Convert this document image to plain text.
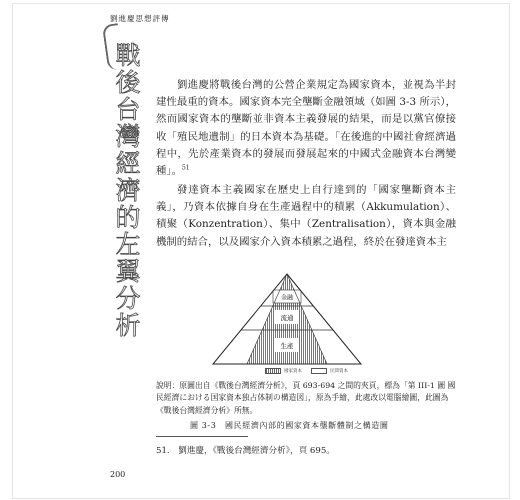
劉進慶思想評傳
戰後台灣經濟的左翼分析	劉進慶將戰後台灣的公營企業規定為國家資本，並視為半封建性最重的資本。國家資本完全壟斷金融領域（如圖 3-3 所示），然而國家資本的壟斷並非資本主義發展的結果，而是以黨官僚接收「殖民地遺制」的日本資本為基礎。「在後進的中國社會經濟過程中，先於產業資本的發展而發展起來的中國式金融資本台灣變種」。$^{51}$

發達資本主義國家在歷史上自行達到的「國家壟斷資本主義」，乃資本依據自身在生產過程中的積累（Akkumulation）、積聚（Konzentration）、集中（Zentralisation），資本與金融機制的結合，以及國家介入資本積累之過程，終於在發達資本主

金融
流通
生產
國家資本	民間資本

說明：原圖出自《戰後台灣經濟分析》，頁 693-694 之間的夾頁，標為「第 III-1 圖 國民經濟における国家資本独占体制の構造図」，原為手繪，此處改以電腦繪圖，此圖為《戰後台灣經濟分析》所無。

圖 3-3　國民經濟內部的國家資本壟斷體制之構造圖
51.　劉進慶，《戰後台灣經濟分析》，頁 695。
200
________________________
WORK TO BE COMPLETED: Copy the material above in full and exactly, skipping pictures.

WRITTEN SOLUTION:
Convert this document image to plain text.
劉進慶思想評傳
戰後台灣經濟的左翼分析	劉進慶將戰後台灣的公營企業規定為國家資本，並視為半封建性最重的資本。國家資本完全壟斷金融領域（如圖 3-3 所示），然而國家資本的壟斷並非資本主義發展的結果，而是以黨官僚接收「殖民地遺制」的日本資本為基礎。「在後進的中國社會經濟過程中，先於產業資本的發展而發展起來的中國式金融資本台灣變種」。$^{51}$

發達資本主義國家在歷史上自行達到的「國家壟斷資本主義」，乃資本依據自身在生產過程中的積累（Akkumulation）、積聚（Konzentration）、集中（Zentralisation），資本與金融機制的結合，以及國家介入資本積累之過程，終於在發達資本主

金融
流通
生產
國家資本	民間資本

說明：原圖出自《戰後台灣經濟分析》，頁 693-694 之間的夾頁，標為「第 III-1 圖 國民經濟における国家資本独占体制の構造図」，原為手繪，此處改以電腦繪圖，此圖為《戰後台灣經濟分析》所無。

圖 3-3　國民經濟內部的國家資本壟斷體制之構造圖
51.　劉進慶，《戰後台灣經濟分析》，頁 695。
200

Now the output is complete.